> **TASK REQUIREMENTS**:
Repeat the material in full. Keep every line exactly as it is.

> **RECORDS SHOWN**:
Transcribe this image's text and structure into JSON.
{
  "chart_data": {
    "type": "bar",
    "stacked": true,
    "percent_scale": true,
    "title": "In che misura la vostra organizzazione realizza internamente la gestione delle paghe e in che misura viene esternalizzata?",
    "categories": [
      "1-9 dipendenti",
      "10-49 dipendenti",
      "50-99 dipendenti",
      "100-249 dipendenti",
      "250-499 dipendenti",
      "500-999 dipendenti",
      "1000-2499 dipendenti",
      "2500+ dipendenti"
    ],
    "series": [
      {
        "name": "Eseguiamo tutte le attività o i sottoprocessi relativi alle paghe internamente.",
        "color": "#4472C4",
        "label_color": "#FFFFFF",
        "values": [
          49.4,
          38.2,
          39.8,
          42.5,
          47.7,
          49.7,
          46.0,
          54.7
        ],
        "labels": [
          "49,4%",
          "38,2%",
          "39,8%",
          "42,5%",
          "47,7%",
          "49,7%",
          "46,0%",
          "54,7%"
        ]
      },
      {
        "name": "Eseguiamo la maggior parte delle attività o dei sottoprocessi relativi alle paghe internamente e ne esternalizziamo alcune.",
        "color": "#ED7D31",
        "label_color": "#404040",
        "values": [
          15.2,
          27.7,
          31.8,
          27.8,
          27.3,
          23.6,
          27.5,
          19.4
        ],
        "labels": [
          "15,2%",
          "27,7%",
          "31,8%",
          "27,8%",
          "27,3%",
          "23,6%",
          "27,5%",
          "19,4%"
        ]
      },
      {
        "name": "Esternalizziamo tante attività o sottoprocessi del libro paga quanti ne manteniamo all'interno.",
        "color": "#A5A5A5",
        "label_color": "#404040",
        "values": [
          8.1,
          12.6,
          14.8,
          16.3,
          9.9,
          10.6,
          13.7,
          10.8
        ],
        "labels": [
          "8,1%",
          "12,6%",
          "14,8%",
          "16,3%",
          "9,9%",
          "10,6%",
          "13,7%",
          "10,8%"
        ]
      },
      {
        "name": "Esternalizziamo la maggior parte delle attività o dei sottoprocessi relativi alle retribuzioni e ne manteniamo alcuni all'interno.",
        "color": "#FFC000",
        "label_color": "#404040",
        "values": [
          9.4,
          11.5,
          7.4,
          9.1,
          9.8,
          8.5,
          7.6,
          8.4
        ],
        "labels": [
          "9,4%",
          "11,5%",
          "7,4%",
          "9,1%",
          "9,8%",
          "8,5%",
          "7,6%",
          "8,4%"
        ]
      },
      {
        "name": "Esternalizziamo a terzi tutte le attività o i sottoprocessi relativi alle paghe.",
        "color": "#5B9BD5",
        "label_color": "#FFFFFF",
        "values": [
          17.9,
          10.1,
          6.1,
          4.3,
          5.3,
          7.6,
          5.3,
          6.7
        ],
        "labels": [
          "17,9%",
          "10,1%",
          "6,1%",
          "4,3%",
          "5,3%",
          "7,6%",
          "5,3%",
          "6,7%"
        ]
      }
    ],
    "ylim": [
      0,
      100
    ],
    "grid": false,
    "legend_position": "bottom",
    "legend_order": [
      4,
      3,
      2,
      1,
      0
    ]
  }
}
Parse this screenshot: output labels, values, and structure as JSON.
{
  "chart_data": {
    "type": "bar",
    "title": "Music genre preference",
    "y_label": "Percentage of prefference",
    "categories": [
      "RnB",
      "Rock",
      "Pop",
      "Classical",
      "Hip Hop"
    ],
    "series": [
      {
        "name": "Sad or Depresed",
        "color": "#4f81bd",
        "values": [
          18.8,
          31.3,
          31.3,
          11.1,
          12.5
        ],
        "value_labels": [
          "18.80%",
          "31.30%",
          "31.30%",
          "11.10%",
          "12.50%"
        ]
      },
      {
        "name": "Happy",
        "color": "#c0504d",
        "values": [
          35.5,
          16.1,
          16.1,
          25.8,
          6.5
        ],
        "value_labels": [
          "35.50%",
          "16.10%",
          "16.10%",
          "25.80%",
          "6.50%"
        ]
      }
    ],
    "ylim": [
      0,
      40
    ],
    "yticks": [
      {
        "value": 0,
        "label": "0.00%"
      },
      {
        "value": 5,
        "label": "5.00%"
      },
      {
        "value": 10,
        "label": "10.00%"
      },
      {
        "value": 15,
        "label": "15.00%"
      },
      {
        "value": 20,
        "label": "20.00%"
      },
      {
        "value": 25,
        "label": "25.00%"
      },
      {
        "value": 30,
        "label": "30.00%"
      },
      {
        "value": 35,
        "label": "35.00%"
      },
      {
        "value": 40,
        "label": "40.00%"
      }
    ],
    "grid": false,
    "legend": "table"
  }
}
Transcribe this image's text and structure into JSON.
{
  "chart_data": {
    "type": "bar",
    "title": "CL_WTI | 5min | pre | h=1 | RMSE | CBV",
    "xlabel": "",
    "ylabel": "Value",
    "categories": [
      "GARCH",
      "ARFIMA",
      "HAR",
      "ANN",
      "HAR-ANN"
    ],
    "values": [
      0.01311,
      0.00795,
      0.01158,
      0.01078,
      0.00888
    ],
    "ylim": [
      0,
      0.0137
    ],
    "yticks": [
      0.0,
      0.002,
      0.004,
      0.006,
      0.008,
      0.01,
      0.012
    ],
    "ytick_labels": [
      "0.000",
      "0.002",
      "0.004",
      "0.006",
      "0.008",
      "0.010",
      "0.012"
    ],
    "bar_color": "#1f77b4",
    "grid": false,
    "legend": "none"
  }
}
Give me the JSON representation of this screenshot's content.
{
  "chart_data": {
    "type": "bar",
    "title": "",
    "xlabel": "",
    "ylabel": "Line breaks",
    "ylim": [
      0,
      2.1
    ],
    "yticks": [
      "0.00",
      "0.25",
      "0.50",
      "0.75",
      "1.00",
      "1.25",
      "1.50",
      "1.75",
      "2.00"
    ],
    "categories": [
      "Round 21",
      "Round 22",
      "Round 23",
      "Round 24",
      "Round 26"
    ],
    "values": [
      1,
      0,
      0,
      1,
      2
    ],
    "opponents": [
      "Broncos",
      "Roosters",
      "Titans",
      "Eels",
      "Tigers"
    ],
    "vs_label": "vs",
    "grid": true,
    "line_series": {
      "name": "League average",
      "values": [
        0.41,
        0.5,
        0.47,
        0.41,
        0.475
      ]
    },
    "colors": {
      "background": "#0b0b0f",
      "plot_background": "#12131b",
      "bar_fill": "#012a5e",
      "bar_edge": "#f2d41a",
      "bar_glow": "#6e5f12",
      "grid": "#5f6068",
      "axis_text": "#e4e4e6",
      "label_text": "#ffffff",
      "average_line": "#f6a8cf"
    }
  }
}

> **EXERCISE OUTPUT**:
Transcribe this image's text and structure into JSON.
{
  "chart_data": {
    "type": "bar",
    "stacked": true,
    "percent_scale": true,
    "title": "In che misura la vostra organizzazione realizza internamente la gestione delle paghe e in che misura viene esternalizzata?",
    "categories": [
      "1-9 dipendenti",
      "10-49 dipendenti",
      "50-99 dipendenti",
      "100-249 dipendenti",
      "250-499 dipendenti",
      "500-999 dipendenti",
      "1000-2499 dipendenti",
      "2500+ dipendenti"
    ],
    "series": [
      {
        "name": "Eseguiamo tutte le attività o i sottoprocessi relativi alle paghe internamente.",
        "color": "#4472C4",
        "label_color": "#FFFFFF",
        "values": [
          49.4,
          38.2,
          39.8,
          42.5,
          47.7,
          49.7,
          46.0,
          54.7
        ],
        "labels": [
          "49,4%",
          "38,2%",
          "39,8%",
          "42,5%",
          "47,7%",
          "49,7%",
          "46,0%",
          "54,7%"
        ]
      },
      {
        "name": "Eseguiamo la maggior parte delle attività o dei sottoprocessi relativi alle paghe internamente e ne esternalizziamo alcune.",
        "color": "#ED7D31",
        "label_color": "#404040",
        "values": [
          15.2,
          27.7,
          31.8,
          27.8,
          27.3,
          23.6,
          27.5,
          19.4
        ],
        "labels": [
          "15,2%",
          "27,7%",
          "31,8%",
          "27,8%",
          "27,3%",
          "23,6%",
          "27,5%",
          "19,4%"
        ]
      },
      {
        "name": "Esternalizziamo tante attività o sottoprocessi del libro paga quanti ne manteniamo all'interno.",
        "color": "#A5A5A5",
        "label_color": "#404040",
        "values": [
          8.1,
          12.6,
          14.8,
          16.3,
          9.9,
          10.6,
          13.7,
          10.8
        ],
        "labels": [
          "8,1%",
          "12,6%",
          "14,8%",
          "16,3%",
          "9,9%",
          "10,6%",
          "13,7%",
          "10,8%"
        ]
      },
      {
        "name": "Esternalizziamo la maggior parte delle attività o dei sottoprocessi relativi alle retribuzioni e ne manteniamo alcuni all'interno.",
        "color": "#FFC000",
        "label_color": "#404040",
        "values": [
          9.4,
          11.5,
          7.4,
          9.1,
          9.8,
          8.5,
          7.6,
          8.4
        ],
        "labels": [
          "9,4%",
          "11,5%",
          "7,4%",
          "9,1%",
          "9,8%",
          "8,5%",
          "7,6%",
          "8,4%"
        ]
      },
      {
        "name": "Esternalizziamo a terzi tutte le attività o i sottoprocessi relativi alle paghe.",
        "color": "#5B9BD5",
        "label_color": "#FFFFFF",
        "values": [
          17.9,
          10.1,
          6.1,
          4.3,
          5.3,
          7.6,
          5.3,
          6.7
        ],
        "labels": [
          "17,9%",
          "10,1%",
          "6,1%",
          "4,3%",
          "5,3%",
          "7,6%",
          "5,3%",
          "6,7%"
        ]
      }
    ],
    "ylim": [
      0,
      100
    ],
    "grid": false,
    "legend_position": "bottom",
    "legend_order": [
      4,
      3,
      2,
      1,
      0
    ]
  }
}
Parse this screenshot: output labels, values, and structure as JSON.
{
  "chart_data": {
    "type": "bar",
    "title": "Music genre preference",
    "y_label": "Percentage of prefference",
    "categories": [
      "RnB",
      "Rock",
      "Pop",
      "Classical",
      "Hip Hop"
    ],
    "series": [
      {
        "name": "Sad or Depresed",
        "color": "#4f81bd",
        "values": [
          18.8,
          31.3,
          31.3,
          11.1,
          12.5
        ],
        "value_labels": [
          "18.80%",
          "31.30%",
          "31.30%",
          "11.10%",
          "12.50%"
        ]
      },
      {
        "name": "Happy",
        "color": "#c0504d",
        "values": [
          35.5,
          16.1,
          16.1,
          25.8,
          6.5
        ],
        "value_labels": [
          "35.50%",
          "16.10%",
          "16.10%",
          "25.80%",
          "6.50%"
        ]
      }
    ],
    "ylim": [
      0,
      40
    ],
    "yticks": [
      {
        "value": 0,
        "label": "0.00%"
      },
      {
        "value": 5,
        "label": "5.00%"
      },
      {
        "value": 10,
        "label": "10.00%"
      },
      {
        "value": 15,
        "label": "15.00%"
      },
      {
        "value": 20,
        "label": "20.00%"
      },
      {
        "value": 25,
        "label": "25.00%"
      },
      {
        "value": 30,
        "label": "30.00%"
      },
      {
        "value": 35,
        "label": "35.00%"
      },
      {
        "value": 40,
        "label": "40.00%"
      }
    ],
    "grid": false,
    "legend": "table"
  }
}
Transcribe this image's text and structure into JSON.
{
  "chart_data": {
    "type": "bar",
    "title": "CL_WTI | 5min | pre | h=1 | RMSE | CBV",
    "xlabel": "",
    "ylabel": "Value",
    "categories": [
      "GARCH",
      "ARFIMA",
      "HAR",
      "ANN",
      "HAR-ANN"
    ],
    "values": [
      0.01311,
      0.00795,
      0.01158,
      0.01078,
      0.00888
    ],
    "ylim": [
      0,
      0.0137
    ],
    "yticks": [
      0.0,
      0.002,
      0.004,
      0.006,
      0.008,
      0.01,
      0.012
    ],
    "ytick_labels": [
      "0.000",
      "0.002",
      "0.004",
      "0.006",
      "0.008",
      "0.010",
      "0.012"
    ],
    "bar_color": "#1f77b4",
    "grid": false,
    "legend": "none"
  }
}
Give me the JSON representation of this screenshot's content.
{
  "chart_data": {
    "type": "bar",
    "title": "",
    "xlabel": "",
    "ylabel": "Line breaks",
    "ylim": [
      0,
      2.1
    ],
    "yticks": [
      "0.00",
      "0.25",
      "0.50",
      "0.75",
      "1.00",
      "1.25",
      "1.50",
      "1.75",
      "2.00"
    ],
    "categories": [
      "Round 21",
      "Round 22",
      "Round 23",
      "Round 24",
      "Round 26"
    ],
    "values": [
      1,
      0,
      0,
      1,
      2
    ],
    "opponents": [
      "Broncos",
      "Roosters",
      "Titans",
      "Eels",
      "Tigers"
    ],
    "vs_label": "vs",
    "grid": true,
    "line_series": {
      "name": "League average",
      "values": [
        0.41,
        0.5,
        0.47,
        0.41,
        0.475
      ]
    },
    "colors": {
      "background": "#0b0b0f",
      "plot_background": "#12131b",
      "bar_fill": "#012a5e",
      "bar_edge": "#f2d41a",
      "bar_glow": "#6e5f12",
      "grid": "#5f6068",
      "axis_text": "#e4e4e6",
      "label_text": "#ffffff",
      "average_line": "#f6a8cf"
    }
  }
}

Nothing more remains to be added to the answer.